- **WHAT IS NEEDED**
Put "indent-marker" in place of every "indent-guide" in the lines below, and leave everything else unchanged.

## START MATERIAL PROVIDED

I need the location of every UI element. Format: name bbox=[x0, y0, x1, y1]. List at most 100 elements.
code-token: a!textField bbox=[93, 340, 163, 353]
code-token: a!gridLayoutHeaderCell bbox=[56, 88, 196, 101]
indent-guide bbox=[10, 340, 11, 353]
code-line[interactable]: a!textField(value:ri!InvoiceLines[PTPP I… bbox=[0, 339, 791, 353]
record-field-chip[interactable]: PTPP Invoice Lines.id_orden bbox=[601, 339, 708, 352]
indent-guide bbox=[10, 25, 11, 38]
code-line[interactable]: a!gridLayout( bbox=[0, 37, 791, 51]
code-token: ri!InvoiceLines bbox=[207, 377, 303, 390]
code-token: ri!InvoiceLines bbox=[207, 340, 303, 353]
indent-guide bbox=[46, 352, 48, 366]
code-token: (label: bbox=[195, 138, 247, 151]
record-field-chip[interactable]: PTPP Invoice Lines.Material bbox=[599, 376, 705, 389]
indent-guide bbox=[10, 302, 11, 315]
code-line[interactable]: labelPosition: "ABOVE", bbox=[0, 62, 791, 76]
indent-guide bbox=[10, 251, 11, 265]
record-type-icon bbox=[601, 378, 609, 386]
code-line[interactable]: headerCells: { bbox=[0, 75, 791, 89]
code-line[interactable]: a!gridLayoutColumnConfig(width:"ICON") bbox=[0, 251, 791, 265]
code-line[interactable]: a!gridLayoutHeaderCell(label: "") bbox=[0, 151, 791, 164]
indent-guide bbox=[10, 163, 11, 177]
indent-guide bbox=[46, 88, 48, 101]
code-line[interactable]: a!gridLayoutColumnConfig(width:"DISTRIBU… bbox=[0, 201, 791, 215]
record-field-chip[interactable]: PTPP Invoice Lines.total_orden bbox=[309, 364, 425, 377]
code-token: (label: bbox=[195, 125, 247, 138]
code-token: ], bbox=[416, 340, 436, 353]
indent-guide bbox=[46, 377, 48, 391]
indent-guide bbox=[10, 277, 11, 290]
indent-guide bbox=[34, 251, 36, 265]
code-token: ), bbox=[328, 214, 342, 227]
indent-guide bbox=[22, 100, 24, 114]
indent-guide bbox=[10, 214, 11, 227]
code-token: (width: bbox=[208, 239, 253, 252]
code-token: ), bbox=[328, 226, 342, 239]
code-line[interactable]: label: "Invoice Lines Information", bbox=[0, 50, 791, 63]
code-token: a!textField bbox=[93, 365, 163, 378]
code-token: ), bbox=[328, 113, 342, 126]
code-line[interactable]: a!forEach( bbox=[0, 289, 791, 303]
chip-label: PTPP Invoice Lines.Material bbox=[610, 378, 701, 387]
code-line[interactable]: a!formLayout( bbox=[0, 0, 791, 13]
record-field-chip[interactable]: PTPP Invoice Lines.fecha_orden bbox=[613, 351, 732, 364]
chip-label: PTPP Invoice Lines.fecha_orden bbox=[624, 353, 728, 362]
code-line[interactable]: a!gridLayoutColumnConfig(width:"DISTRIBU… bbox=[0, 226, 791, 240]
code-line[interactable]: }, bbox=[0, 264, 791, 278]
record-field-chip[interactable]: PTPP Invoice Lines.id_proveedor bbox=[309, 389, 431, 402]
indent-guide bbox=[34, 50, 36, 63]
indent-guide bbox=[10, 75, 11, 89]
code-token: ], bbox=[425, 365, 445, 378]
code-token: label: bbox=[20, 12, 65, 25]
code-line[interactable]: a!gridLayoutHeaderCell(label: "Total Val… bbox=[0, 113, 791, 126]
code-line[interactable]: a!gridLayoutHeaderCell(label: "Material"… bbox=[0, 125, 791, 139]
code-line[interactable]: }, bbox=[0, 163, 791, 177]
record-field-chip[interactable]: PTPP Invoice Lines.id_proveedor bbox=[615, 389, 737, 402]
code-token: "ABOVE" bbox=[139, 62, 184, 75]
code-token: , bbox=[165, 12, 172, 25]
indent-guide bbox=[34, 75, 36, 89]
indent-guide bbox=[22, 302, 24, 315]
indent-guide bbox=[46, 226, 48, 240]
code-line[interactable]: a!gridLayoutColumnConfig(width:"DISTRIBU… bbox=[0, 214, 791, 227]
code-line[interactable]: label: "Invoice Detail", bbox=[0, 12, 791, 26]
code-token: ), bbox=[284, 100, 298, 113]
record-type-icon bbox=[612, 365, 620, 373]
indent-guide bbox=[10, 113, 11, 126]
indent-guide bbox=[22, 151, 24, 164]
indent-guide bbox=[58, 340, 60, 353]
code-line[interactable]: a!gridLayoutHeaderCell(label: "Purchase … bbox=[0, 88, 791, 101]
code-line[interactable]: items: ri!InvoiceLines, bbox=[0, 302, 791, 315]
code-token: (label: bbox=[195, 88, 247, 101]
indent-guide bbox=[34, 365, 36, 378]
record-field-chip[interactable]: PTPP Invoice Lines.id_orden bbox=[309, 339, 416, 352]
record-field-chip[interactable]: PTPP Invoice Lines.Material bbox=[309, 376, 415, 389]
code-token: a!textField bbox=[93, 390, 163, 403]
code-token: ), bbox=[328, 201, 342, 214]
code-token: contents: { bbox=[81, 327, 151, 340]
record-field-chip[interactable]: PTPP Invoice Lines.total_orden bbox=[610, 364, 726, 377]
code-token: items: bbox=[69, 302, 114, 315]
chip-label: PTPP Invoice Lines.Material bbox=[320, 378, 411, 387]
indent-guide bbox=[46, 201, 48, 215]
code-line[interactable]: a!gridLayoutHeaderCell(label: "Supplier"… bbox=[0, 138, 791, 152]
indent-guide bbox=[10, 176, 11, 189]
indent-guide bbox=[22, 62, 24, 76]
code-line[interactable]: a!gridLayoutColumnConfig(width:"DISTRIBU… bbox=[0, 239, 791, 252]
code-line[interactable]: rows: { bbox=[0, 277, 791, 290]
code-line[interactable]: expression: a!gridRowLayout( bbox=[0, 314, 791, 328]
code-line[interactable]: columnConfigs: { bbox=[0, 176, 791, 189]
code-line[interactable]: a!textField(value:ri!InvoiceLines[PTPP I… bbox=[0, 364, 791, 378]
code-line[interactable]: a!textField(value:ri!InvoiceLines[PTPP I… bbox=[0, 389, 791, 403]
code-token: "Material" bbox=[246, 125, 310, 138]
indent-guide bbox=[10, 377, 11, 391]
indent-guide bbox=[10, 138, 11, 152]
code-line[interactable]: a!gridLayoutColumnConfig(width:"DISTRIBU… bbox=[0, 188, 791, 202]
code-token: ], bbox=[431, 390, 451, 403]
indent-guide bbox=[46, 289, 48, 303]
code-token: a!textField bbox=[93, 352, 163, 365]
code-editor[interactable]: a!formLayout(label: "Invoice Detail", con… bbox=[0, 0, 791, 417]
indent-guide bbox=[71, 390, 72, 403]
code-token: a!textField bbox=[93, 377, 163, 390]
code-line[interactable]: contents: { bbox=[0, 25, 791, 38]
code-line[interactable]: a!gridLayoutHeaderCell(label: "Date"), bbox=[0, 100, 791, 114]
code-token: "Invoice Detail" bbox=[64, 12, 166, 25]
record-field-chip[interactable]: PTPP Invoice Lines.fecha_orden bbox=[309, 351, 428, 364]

## END MATERIAL PROVIDED

- **FULL OUTPUT**
I need the location of every UI element. Format: name bbox=[x0, y0, x1, y1]. List at most 100 elements.
code-token: a!textField bbox=[93, 340, 163, 353]
code-token: a!gridLayoutHeaderCell bbox=[56, 88, 196, 101]
indent-marker bbox=[10, 340, 11, 353]
code-line[interactable]: a!textField(value:ri!InvoiceLines[PTPP I… bbox=[0, 339, 791, 353]
record-field-chip[interactable]: PTPP Invoice Lines.id_orden bbox=[601, 339, 708, 352]
indent-marker bbox=[10, 25, 11, 38]
code-line[interactable]: a!gridLayout( bbox=[0, 37, 791, 51]
code-token: ri!InvoiceLines bbox=[207, 377, 303, 390]
code-token: ri!InvoiceLines bbox=[207, 340, 303, 353]
indent-marker bbox=[46, 352, 48, 366]
code-token: (label: bbox=[195, 138, 247, 151]
record-field-chip[interactable]: PTPP Invoice Lines.Material bbox=[599, 376, 705, 389]
indent-marker bbox=[10, 302, 11, 315]
code-line[interactable]: labelPosition: "ABOVE", bbox=[0, 62, 791, 76]
indent-marker bbox=[10, 251, 11, 265]
record-type-icon bbox=[601, 378, 609, 386]
code-line[interactable]: headerCells: { bbox=[0, 75, 791, 89]
code-line[interactable]: a!gridLayoutColumnConfig(width:"ICON") bbox=[0, 251, 791, 265]
code-line[interactable]: a!gridLayoutHeaderCell(label: "") bbox=[0, 151, 791, 164]
indent-marker bbox=[10, 163, 11, 177]
indent-marker bbox=[46, 88, 48, 101]
code-line[interactable]: a!gridLayoutColumnConfig(width:"DISTRIBU… bbox=[0, 201, 791, 215]
record-field-chip[interactable]: PTPP Invoice Lines.total_orden bbox=[309, 364, 425, 377]
code-token: (label: bbox=[195, 125, 247, 138]
code-token: ], bbox=[416, 340, 436, 353]
indent-marker bbox=[46, 377, 48, 391]
indent-marker bbox=[10, 277, 11, 290]
indent-marker bbox=[34, 251, 36, 265]
code-token: ), bbox=[328, 214, 342, 227]
indent-marker bbox=[22, 100, 24, 114]
indent-marker bbox=[10, 214, 11, 227]
code-token: (width: bbox=[208, 239, 253, 252]
code-token: ), bbox=[328, 226, 342, 239]
code-line[interactable]: label: "Invoice Lines Information", bbox=[0, 50, 791, 63]
code-token: a!textField bbox=[93, 365, 163, 378]
code-token: ), bbox=[328, 113, 342, 126]
code-line[interactable]: a!forEach( bbox=[0, 289, 791, 303]
chip-label: PTPP Invoice Lines.Material bbox=[610, 378, 701, 387]
code-line[interactable]: a!formLayout( bbox=[0, 0, 791, 13]
record-field-chip[interactable]: PTPP Invoice Lines.fecha_orden bbox=[613, 351, 732, 364]
chip-label: PTPP Invoice Lines.fecha_orden bbox=[624, 353, 728, 362]
code-line[interactable]: a!gridLayoutColumnConfig(width:"DISTRIBU… bbox=[0, 226, 791, 240]
code-line[interactable]: }, bbox=[0, 264, 791, 278]
record-field-chip[interactable]: PTPP Invoice Lines.id_proveedor bbox=[309, 389, 431, 402]
indent-marker bbox=[34, 50, 36, 63]
indent-marker bbox=[10, 75, 11, 89]
code-token: ], bbox=[425, 365, 445, 378]
code-token: label: bbox=[20, 12, 65, 25]
code-line[interactable]: a!gridLayoutHeaderCell(label: "Total Val… bbox=[0, 113, 791, 126]
code-line[interactable]: a!gridLayoutHeaderCell(label: "Material"… bbox=[0, 125, 791, 139]
code-line[interactable]: }, bbox=[0, 163, 791, 177]
record-field-chip[interactable]: PTPP Invoice Lines.id_proveedor bbox=[615, 389, 737, 402]
code-token: "ABOVE" bbox=[139, 62, 184, 75]
code-token: , bbox=[165, 12, 172, 25]
indent-marker bbox=[34, 75, 36, 89]
indent-marker bbox=[22, 302, 24, 315]
indent-marker bbox=[46, 226, 48, 240]
code-line[interactable]: a!gridLayoutColumnConfig(width:"DISTRIBU… bbox=[0, 214, 791, 227]
code-line[interactable]: label: "Invoice Detail", bbox=[0, 12, 791, 26]
code-token: ), bbox=[284, 100, 298, 113]
record-type-icon bbox=[612, 365, 620, 373]
indent-marker bbox=[10, 113, 11, 126]
indent-marker bbox=[22, 151, 24, 164]
indent-marker bbox=[58, 340, 60, 353]
code-line[interactable]: a!gridLayoutHeaderCell(label: "Purchase … bbox=[0, 88, 791, 101]
code-line[interactable]: items: ri!InvoiceLines, bbox=[0, 302, 791, 315]
code-token: (label: bbox=[195, 88, 247, 101]
indent-marker bbox=[34, 365, 36, 378]
record-field-chip[interactable]: PTPP Invoice Lines.id_orden bbox=[309, 339, 416, 352]
record-field-chip[interactable]: PTPP Invoice Lines.Material bbox=[309, 376, 415, 389]
code-token: a!textField bbox=[93, 390, 163, 403]
code-token: ), bbox=[328, 201, 342, 214]
code-token: contents: { bbox=[81, 327, 151, 340]
record-field-chip[interactable]: PTPP Invoice Lines.total_orden bbox=[610, 364, 726, 377]
code-token: items: bbox=[69, 302, 114, 315]
chip-label: PTPP Invoice Lines.Material bbox=[320, 378, 411, 387]
indent-marker bbox=[46, 201, 48, 215]
code-line[interactable]: a!gridLayoutHeaderCell(label: "Supplier"… bbox=[0, 138, 791, 152]
indent-marker bbox=[10, 176, 11, 189]
indent-marker bbox=[22, 62, 24, 76]
code-line[interactable]: a!gridLayoutColumnConfig(width:"DISTRIBU… bbox=[0, 239, 791, 252]
code-line[interactable]: rows: { bbox=[0, 277, 791, 290]
code-line[interactable]: expression: a!gridRowLayout( bbox=[0, 314, 791, 328]
code-line[interactable]: columnConfigs: { bbox=[0, 176, 791, 189]
code-line[interactable]: a!textField(value:ri!InvoiceLines[PTPP I… bbox=[0, 364, 791, 378]
code-line[interactable]: a!textField(value:ri!InvoiceLines[PTPP I… bbox=[0, 389, 791, 403]
code-token: "Material" bbox=[246, 125, 310, 138]
indent-marker bbox=[10, 377, 11, 391]
indent-marker bbox=[10, 138, 11, 152]
code-line[interactable]: a!gridLayoutColumnConfig(width:"DISTRIBU… bbox=[0, 188, 791, 202]
code-token: ], bbox=[431, 390, 451, 403]
indent-marker bbox=[46, 289, 48, 303]
code-token: a!textField bbox=[93, 352, 163, 365]
code-editor[interactable]: a!formLayout(label: "Invoice Detail", con… bbox=[0, 0, 791, 417]
indent-marker bbox=[71, 390, 72, 403]
code-token: a!textField bbox=[93, 377, 163, 390]
code-line[interactable]: contents: { bbox=[0, 25, 791, 38]
code-line[interactable]: a!gridLayoutHeaderCell(label: "Date"), bbox=[0, 100, 791, 114]
code-token: "Invoice Detail" bbox=[64, 12, 166, 25]
record-field-chip[interactable]: PTPP Invoice Lines.fecha_orden bbox=[309, 351, 428, 364]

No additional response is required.